### What is being asked
Gather every line holding the string "section".

[Collected data entries]
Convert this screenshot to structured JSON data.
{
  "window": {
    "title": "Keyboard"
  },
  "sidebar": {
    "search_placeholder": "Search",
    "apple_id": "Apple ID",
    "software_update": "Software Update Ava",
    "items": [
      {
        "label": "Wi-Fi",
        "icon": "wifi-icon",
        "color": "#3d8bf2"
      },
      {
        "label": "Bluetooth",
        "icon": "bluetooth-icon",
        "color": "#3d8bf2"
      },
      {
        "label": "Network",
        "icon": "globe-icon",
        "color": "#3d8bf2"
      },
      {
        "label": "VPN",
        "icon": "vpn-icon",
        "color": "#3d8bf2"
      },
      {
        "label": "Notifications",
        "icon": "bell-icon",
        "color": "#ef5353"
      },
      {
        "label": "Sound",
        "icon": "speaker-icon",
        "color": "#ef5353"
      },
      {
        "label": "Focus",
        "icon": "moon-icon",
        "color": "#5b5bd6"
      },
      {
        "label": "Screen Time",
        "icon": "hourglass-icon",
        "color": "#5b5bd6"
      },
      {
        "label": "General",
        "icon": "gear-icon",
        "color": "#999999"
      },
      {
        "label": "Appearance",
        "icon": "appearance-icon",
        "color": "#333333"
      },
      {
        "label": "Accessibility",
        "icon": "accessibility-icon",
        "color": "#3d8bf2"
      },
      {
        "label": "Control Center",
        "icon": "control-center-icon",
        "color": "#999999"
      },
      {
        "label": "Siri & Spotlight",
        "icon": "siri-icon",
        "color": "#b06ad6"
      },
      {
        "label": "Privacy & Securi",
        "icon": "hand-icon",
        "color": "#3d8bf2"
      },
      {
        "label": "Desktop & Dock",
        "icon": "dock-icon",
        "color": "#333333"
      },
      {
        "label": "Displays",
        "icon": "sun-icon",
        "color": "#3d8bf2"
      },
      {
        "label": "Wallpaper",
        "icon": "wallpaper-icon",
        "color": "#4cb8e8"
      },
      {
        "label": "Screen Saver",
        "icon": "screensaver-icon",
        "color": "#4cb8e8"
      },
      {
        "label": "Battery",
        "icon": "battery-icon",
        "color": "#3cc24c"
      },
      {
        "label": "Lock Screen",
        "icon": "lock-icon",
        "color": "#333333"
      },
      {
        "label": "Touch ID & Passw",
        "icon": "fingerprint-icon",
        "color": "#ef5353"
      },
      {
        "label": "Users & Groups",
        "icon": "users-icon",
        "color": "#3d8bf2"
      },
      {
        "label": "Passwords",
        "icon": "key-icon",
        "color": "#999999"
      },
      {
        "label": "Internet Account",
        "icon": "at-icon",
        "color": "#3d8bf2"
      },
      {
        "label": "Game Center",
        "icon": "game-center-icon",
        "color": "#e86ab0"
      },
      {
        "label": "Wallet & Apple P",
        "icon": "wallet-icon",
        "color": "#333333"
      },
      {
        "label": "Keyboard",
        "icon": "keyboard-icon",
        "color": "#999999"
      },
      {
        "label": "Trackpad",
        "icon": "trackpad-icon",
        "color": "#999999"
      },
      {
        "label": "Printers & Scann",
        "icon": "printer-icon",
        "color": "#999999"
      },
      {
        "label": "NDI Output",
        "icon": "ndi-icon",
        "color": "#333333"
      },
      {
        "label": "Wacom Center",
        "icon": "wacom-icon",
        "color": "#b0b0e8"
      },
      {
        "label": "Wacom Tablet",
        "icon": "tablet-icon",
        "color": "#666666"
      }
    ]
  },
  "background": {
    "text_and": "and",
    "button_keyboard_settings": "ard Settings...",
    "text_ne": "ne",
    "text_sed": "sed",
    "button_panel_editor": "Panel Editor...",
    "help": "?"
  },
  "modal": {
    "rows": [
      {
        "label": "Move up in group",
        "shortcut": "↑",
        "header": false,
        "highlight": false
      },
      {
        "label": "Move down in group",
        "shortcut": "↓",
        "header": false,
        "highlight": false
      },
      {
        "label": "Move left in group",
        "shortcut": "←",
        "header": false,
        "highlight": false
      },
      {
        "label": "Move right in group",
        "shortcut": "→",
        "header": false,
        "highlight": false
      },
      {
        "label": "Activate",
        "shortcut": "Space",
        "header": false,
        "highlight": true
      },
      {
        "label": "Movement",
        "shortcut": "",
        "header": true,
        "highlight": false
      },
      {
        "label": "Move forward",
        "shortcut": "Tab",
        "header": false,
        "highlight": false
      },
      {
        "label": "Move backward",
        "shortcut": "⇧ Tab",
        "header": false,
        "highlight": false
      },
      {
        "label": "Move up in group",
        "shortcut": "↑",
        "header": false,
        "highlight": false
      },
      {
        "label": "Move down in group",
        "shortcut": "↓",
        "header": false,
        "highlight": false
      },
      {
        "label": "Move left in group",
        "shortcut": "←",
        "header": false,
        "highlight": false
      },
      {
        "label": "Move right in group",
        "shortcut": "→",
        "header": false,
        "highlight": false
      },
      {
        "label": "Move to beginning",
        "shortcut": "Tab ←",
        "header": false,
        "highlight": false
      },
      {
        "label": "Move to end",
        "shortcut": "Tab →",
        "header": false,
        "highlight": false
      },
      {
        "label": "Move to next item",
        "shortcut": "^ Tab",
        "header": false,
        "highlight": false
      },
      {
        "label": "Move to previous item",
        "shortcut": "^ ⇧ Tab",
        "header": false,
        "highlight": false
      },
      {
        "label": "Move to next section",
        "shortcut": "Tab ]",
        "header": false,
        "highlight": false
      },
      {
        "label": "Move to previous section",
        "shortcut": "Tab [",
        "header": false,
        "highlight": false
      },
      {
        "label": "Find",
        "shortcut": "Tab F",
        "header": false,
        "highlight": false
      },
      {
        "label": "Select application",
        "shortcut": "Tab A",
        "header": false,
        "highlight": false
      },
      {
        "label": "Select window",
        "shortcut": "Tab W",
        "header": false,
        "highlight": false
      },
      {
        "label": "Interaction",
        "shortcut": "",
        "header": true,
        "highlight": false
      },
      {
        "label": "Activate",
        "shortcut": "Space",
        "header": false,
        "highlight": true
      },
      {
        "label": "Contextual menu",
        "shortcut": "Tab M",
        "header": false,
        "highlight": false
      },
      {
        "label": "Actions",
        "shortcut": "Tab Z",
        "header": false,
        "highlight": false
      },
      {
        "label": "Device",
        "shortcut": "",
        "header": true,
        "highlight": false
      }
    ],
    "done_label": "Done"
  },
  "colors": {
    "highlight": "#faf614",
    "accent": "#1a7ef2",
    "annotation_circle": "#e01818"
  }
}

### Answer in full
        "label": "Move to next section",
        "label": "Move to previous section",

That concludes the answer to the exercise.